Transcript data for document pages
○ ○ ○
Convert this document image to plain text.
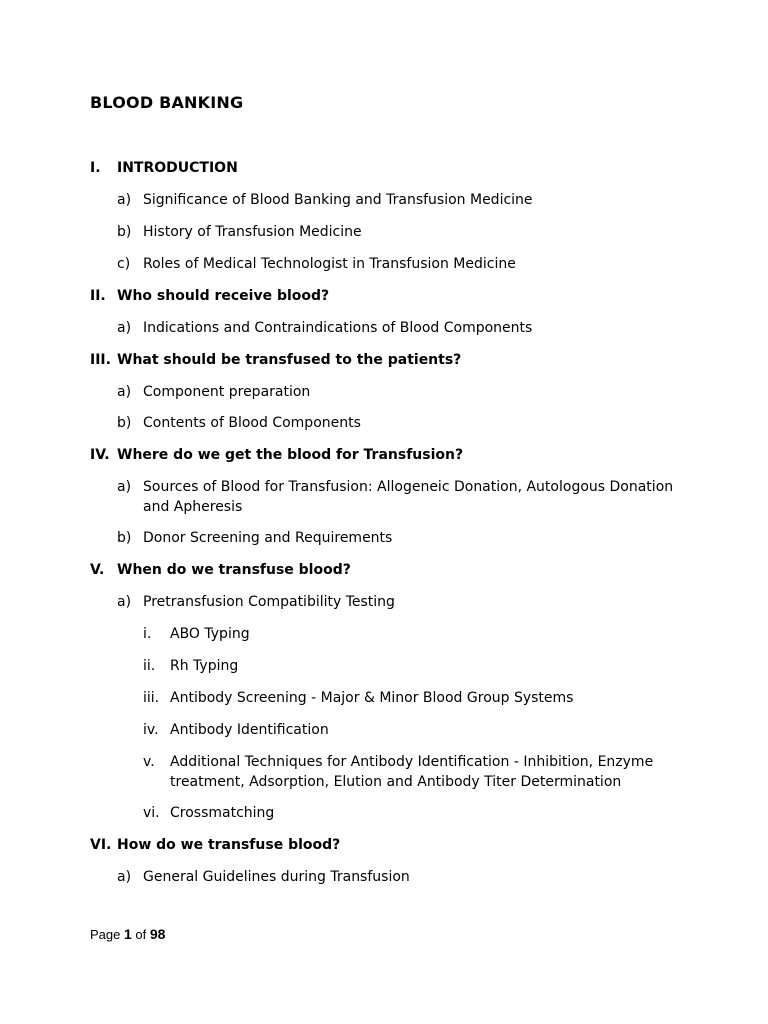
BLOOD BANKING
I. INTRODUCTION
a) Significance of Blood Banking and Transfusion Medicine
b) History of Transfusion Medicine
c) Roles of Medical Technologist in Transfusion Medicine
II. Who should receive blood?
a) Indications and Contraindications of Blood Components
III. What should be transfused to the patients?
a) Component preparation
b) Contents of Blood Components
IV. Where do we get the blood for Transfusion?
a) Sources of Blood for Transfusion: Allogeneic Donation, Autologous Donation and Apheresis
b) Donor Screening and Requirements
V. When do we transfuse blood?
a) Pretransfusion Compatibility Testing
i. ABO Typing
ii. Rh Typing
iii. Antibody Screening - Major & Minor Blood Group Systems
iv. Antibody Identification
v. Additional Techniques for Antibody Identification - Inhibition, Enzyme treatment, Adsorption, Elution and Antibody Titer Determination
vi. Crossmatching
VI. How do we transfuse blood?
a) General Guidelines during Transfusion
Page 1 of 98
○ ○ ○
• **About this task**
An exact reprint of every record is required, with the pictures omitted.

• **Completed task**
Convert this document image to plain text.
BLOOD BANKING
I. INTRODUCTION
a) Significance of Blood Banking and Transfusion Medicine
b) History of Transfusion Medicine
c) Roles of Medical Technologist in Transfusion Medicine
II. Who should receive blood?
a) Indications and Contraindications of Blood Components
III. What should be transfused to the patients?
a) Component preparation
b) Contents of Blood Components
IV. Where do we get the blood for Transfusion?
a) Sources of Blood for Transfusion: Allogeneic Donation, Autologous Donation and Apheresis
b) Donor Screening and Requirements
V. When do we transfuse blood?
a) Pretransfusion Compatibility Testing
i. ABO Typing
ii. Rh Typing
iii. Antibody Screening - Major & Minor Blood Group Systems
iv. Antibody Identification
v. Additional Techniques for Antibody Identification - Inhibition, Enzyme treatment, Adsorption, Elution and Antibody Titer Determination
vi. Crossmatching
VI. How do we transfuse blood?
a) General Guidelines during Transfusion
Page 1 of 98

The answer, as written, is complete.